*REQUIRED WORK*:
Please write out the material that follows, exactly as it stands.

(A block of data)

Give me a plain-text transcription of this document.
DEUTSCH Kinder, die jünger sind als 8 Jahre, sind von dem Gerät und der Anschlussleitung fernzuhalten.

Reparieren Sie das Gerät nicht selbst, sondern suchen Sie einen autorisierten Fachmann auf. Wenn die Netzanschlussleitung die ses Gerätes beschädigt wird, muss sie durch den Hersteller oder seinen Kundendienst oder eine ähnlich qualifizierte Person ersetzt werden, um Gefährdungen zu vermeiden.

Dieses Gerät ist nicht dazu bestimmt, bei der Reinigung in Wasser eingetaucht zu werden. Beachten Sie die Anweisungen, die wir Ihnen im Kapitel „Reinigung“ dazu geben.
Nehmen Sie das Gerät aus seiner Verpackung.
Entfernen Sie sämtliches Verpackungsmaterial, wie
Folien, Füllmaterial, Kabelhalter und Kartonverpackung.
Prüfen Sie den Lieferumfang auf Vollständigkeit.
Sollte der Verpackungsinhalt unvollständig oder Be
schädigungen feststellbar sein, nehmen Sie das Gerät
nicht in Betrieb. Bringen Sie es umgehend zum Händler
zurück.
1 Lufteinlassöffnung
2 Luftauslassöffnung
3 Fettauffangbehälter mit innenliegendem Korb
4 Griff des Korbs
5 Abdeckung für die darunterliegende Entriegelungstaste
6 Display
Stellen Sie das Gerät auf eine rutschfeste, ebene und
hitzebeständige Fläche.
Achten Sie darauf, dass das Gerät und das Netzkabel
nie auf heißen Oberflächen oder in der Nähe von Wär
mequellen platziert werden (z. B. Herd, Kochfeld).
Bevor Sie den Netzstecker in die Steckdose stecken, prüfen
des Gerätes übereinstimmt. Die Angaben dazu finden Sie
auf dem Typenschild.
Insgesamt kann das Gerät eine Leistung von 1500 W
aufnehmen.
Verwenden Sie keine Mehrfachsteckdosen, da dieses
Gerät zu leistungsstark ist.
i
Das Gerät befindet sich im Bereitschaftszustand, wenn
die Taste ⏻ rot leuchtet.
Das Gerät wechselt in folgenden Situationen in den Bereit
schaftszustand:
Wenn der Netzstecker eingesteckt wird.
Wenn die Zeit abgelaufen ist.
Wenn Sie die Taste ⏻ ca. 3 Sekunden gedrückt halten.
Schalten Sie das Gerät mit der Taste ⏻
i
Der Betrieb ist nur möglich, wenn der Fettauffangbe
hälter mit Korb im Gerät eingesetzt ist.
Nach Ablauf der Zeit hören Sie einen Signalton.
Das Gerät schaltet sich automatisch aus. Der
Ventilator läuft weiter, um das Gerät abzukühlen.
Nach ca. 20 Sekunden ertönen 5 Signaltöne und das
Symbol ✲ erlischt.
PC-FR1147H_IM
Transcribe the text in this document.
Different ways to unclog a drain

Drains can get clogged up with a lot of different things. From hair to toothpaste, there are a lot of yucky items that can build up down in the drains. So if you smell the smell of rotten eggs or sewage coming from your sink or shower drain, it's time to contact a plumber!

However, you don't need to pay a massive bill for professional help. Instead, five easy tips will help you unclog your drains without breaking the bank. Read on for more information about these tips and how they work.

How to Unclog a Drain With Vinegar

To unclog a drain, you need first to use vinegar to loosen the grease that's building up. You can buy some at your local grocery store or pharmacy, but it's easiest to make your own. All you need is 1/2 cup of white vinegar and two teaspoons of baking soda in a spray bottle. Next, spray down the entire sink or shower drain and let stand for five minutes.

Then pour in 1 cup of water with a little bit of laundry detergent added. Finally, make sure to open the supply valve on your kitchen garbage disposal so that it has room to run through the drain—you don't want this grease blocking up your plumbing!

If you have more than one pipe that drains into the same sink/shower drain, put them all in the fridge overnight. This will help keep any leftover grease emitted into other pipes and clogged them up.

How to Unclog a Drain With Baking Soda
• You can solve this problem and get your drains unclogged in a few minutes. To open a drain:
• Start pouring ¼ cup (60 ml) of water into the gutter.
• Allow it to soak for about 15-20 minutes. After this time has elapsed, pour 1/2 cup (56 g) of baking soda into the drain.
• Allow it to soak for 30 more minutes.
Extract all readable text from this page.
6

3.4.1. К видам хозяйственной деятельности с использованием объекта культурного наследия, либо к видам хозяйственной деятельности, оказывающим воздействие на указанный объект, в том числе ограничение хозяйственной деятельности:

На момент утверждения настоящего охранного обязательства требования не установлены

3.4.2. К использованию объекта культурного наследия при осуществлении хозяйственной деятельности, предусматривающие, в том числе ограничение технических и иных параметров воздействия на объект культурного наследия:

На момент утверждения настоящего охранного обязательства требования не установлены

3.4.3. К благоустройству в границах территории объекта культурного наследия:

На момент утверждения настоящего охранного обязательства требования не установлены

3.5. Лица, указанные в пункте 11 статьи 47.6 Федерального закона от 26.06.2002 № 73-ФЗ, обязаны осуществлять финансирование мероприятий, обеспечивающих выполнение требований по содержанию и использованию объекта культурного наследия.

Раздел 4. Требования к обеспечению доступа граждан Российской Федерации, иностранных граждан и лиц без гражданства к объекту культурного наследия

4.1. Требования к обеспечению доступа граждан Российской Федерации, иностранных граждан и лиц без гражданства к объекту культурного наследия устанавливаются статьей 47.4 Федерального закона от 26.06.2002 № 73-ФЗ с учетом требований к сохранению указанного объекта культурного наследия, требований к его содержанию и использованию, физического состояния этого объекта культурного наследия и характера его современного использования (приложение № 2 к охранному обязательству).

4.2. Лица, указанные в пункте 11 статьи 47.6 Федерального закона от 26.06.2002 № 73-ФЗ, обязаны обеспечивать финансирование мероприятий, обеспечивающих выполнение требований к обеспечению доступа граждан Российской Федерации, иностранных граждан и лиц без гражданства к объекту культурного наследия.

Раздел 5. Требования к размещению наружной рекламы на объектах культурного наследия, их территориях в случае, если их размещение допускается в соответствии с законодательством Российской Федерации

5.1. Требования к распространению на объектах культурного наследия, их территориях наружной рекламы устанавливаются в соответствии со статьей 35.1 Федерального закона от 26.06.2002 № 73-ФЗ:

*FINAL RESULT*:
Give me a plain-text transcription of this document.
DEUTSCH Kinder, die jünger sind als 8 Jahre, sind von dem Gerät und der Anschlussleitung fernzuhalten.

Reparieren Sie das Gerät nicht selbst, sondern suchen Sie einen autorisierten Fachmann auf. Wenn die Netzanschlussleitung die ses Gerätes beschädigt wird, muss sie durch den Hersteller oder seinen Kundendienst oder eine ähnlich qualifizierte Person ersetzt werden, um Gefährdungen zu vermeiden.

Dieses Gerät ist nicht dazu bestimmt, bei der Reinigung in Wasser eingetaucht zu werden. Beachten Sie die Anweisungen, die wir Ihnen im Kapitel „Reinigung“ dazu geben.
Nehmen Sie das Gerät aus seiner Verpackung.
Entfernen Sie sämtliches Verpackungsmaterial, wie
Folien, Füllmaterial, Kabelhalter und Kartonverpackung.
Prüfen Sie den Lieferumfang auf Vollständigkeit.
Sollte der Verpackungsinhalt unvollständig oder Be
schädigungen feststellbar sein, nehmen Sie das Gerät
nicht in Betrieb. Bringen Sie es umgehend zum Händler
zurück.
1 Lufteinlassöffnung
2 Luftauslassöffnung
3 Fettauffangbehälter mit innenliegendem Korb
4 Griff des Korbs
5 Abdeckung für die darunterliegende Entriegelungstaste
6 Display
Stellen Sie das Gerät auf eine rutschfeste, ebene und
hitzebeständige Fläche.
Achten Sie darauf, dass das Gerät und das Netzkabel
nie auf heißen Oberflächen oder in der Nähe von Wär
mequellen platziert werden (z. B. Herd, Kochfeld).
Bevor Sie den Netzstecker in die Steckdose stecken, prüfen
des Gerätes übereinstimmt. Die Angaben dazu finden Sie
auf dem Typenschild.
Insgesamt kann das Gerät eine Leistung von 1500 W
aufnehmen.
Verwenden Sie keine Mehrfachsteckdosen, da dieses
Gerät zu leistungsstark ist.
i
Das Gerät befindet sich im Bereitschaftszustand, wenn
die Taste ⏻ rot leuchtet.
Das Gerät wechselt in folgenden Situationen in den Bereit
schaftszustand:
Wenn der Netzstecker eingesteckt wird.
Wenn die Zeit abgelaufen ist.
Wenn Sie die Taste ⏻ ca. 3 Sekunden gedrückt halten.
Schalten Sie das Gerät mit der Taste ⏻
i
Der Betrieb ist nur möglich, wenn der Fettauffangbe
hälter mit Korb im Gerät eingesetzt ist.
Nach Ablauf der Zeit hören Sie einen Signalton.
Das Gerät schaltet sich automatisch aus. Der
Ventilator läuft weiter, um das Gerät abzukühlen.
Nach ca. 20 Sekunden ertönen 5 Signaltöne und das
Symbol ✲ erlischt.
PC-FR1147H_IM
Transcribe the text in this document.
Different ways to unclog a drain

Drains can get clogged up with a lot of different things. From hair to toothpaste, there are a lot of yucky items that can build up down in the drains. So if you smell the smell of rotten eggs or sewage coming from your sink or shower drain, it's time to contact a plumber!

However, you don't need to pay a massive bill for professional help. Instead, five easy tips will help you unclog your drains without breaking the bank. Read on for more information about these tips and how they work.

How to Unclog a Drain With Vinegar

To unclog a drain, you need first to use vinegar to loosen the grease that's building up. You can buy some at your local grocery store or pharmacy, but it's easiest to make your own. All you need is 1/2 cup of white vinegar and two teaspoons of baking soda in a spray bottle. Next, spray down the entire sink or shower drain and let stand for five minutes.

Then pour in 1 cup of water with a little bit of laundry detergent added. Finally, make sure to open the supply valve on your kitchen garbage disposal so that it has room to run through the drain—you don't want this grease blocking up your plumbing!

If you have more than one pipe that drains into the same sink/shower drain, put them all in the fridge overnight. This will help keep any leftover grease emitted into other pipes and clogged them up.

How to Unclog a Drain With Baking Soda
• You can solve this problem and get your drains unclogged in a few minutes. To open a drain:
• Start pouring ¼ cup (60 ml) of water into the gutter.
• Allow it to soak for about 15-20 minutes. After this time has elapsed, pour 1/2 cup (56 g) of baking soda into the drain.
• Allow it to soak for 30 more minutes.
Extract all readable text from this page.
6

3.4.1. К видам хозяйственной деятельности с использованием объекта культурного наследия, либо к видам хозяйственной деятельности, оказывающим воздействие на указанный объект, в том числе ограничение хозяйственной деятельности:

На момент утверждения настоящего охранного обязательства требования не установлены

3.4.2. К использованию объекта культурного наследия при осуществлении хозяйственной деятельности, предусматривающие, в том числе ограничение технических и иных параметров воздействия на объект культурного наследия:

На момент утверждения настоящего охранного обязательства требования не установлены

3.4.3. К благоустройству в границах территории объекта культурного наследия:

На момент утверждения настоящего охранного обязательства требования не установлены

3.5. Лица, указанные в пункте 11 статьи 47.6 Федерального закона от 26.06.2002 № 73-ФЗ, обязаны осуществлять финансирование мероприятий, обеспечивающих выполнение требований по содержанию и использованию объекта культурного наследия.

Раздел 4. Требования к обеспечению доступа граждан Российской Федерации, иностранных граждан и лиц без гражданства к объекту культурного наследия

4.1. Требования к обеспечению доступа граждан Российской Федерации, иностранных граждан и лиц без гражданства к объекту культурного наследия устанавливаются статьей 47.4 Федерального закона от 26.06.2002 № 73-ФЗ с учетом требований к сохранению указанного объекта культурного наследия, требований к его содержанию и использованию, физического состояния этого объекта культурного наследия и характера его современного использования (приложение № 2 к охранному обязательству).

4.2. Лица, указанные в пункте 11 статьи 47.6 Федерального закона от 26.06.2002 № 73-ФЗ, обязаны обеспечивать финансирование мероприятий, обеспечивающих выполнение требований к обеспечению доступа граждан Российской Федерации, иностранных граждан и лиц без гражданства к объекту культурного наследия.

Раздел 5. Требования к размещению наружной рекламы на объектах культурного наследия, их территориях в случае, если их размещение допускается в соответствии с законодательством Российской Федерации

5.1. Требования к распространению на объектах культурного наследия, их территориях наружной рекламы устанавливаются в соответствии со статьей 35.1 Федерального закона от 26.06.2002 № 73-ФЗ:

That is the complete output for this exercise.